▶ [Exercise brief]
Find all lines in the listing that include the word "соответствии", then copy them.

── Task input ──

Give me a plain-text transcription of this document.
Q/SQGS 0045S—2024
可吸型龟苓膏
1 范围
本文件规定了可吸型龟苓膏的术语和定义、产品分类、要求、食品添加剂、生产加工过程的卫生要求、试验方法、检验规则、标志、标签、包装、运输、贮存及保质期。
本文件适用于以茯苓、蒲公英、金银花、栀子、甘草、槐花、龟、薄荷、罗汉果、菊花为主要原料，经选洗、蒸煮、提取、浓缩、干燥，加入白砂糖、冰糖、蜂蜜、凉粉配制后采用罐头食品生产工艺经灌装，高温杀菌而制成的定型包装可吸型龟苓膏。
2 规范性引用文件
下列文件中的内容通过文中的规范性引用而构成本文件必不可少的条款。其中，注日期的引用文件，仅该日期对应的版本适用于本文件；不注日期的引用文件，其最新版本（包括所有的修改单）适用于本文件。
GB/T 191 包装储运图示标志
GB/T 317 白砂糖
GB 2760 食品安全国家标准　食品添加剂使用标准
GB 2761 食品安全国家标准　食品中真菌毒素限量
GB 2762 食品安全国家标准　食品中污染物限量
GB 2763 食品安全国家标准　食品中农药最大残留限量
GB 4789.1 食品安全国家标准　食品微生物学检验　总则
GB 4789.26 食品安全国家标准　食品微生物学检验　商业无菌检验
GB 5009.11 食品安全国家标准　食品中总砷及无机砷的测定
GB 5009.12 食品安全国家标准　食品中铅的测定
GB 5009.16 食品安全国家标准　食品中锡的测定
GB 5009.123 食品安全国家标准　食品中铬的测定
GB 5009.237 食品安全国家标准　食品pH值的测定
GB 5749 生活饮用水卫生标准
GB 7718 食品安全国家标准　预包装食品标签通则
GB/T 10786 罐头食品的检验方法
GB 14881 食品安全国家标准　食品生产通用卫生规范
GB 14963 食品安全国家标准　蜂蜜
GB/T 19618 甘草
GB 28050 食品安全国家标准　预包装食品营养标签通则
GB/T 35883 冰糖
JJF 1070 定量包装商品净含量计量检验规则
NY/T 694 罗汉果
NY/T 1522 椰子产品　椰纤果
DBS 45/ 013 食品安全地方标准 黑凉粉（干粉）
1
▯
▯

───
── Task input ──

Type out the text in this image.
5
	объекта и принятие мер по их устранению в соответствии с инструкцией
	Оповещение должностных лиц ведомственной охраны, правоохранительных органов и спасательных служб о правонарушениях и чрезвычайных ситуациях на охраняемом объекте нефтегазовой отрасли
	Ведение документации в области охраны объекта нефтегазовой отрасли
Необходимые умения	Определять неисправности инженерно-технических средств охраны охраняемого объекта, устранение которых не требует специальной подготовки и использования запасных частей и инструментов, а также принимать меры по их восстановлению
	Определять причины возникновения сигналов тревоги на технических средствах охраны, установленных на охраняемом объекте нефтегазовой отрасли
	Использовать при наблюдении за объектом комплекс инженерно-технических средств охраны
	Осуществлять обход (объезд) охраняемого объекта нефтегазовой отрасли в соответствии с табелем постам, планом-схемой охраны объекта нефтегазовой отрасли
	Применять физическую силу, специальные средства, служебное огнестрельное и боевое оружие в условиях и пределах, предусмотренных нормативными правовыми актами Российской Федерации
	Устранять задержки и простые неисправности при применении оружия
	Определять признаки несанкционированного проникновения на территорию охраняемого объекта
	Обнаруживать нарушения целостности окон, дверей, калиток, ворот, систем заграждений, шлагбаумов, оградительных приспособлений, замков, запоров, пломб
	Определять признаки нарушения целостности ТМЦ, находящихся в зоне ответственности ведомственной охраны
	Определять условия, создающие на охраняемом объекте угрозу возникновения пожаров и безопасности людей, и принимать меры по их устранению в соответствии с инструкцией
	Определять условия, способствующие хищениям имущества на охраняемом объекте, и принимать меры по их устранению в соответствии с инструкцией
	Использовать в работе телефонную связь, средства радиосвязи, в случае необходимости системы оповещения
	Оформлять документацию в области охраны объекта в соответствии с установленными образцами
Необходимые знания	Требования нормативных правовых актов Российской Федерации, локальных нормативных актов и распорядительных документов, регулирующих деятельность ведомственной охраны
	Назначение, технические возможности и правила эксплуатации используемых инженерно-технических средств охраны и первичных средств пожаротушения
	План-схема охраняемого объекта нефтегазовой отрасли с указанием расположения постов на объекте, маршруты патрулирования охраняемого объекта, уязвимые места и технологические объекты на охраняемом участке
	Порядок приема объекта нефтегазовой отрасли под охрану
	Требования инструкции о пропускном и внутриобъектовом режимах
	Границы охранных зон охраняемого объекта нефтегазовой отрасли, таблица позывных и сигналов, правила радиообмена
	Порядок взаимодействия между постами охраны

───

▶ [Answer to the problem]
	объекта и принятие мер по их устранению в соответствии с инструкцией
	Осуществлять обход (объезд) охраняемого объекта нефтегазовой отрасли в соответствии с табелем постам, планом-схемой охраны объекта нефтегазовой отрасли
	Определять условия, создающие на охраняемом объекте угрозу возникновения пожаров и безопасности людей, и принимать меры по их устранению в соответствии с инструкцией
	Определять условия, способствующие хищениям имущества на охраняемом объекте, и принимать меры по их устранению в соответствии с инструкцией
	Оформлять документацию в области охраны объекта в соответствии с установленными образцами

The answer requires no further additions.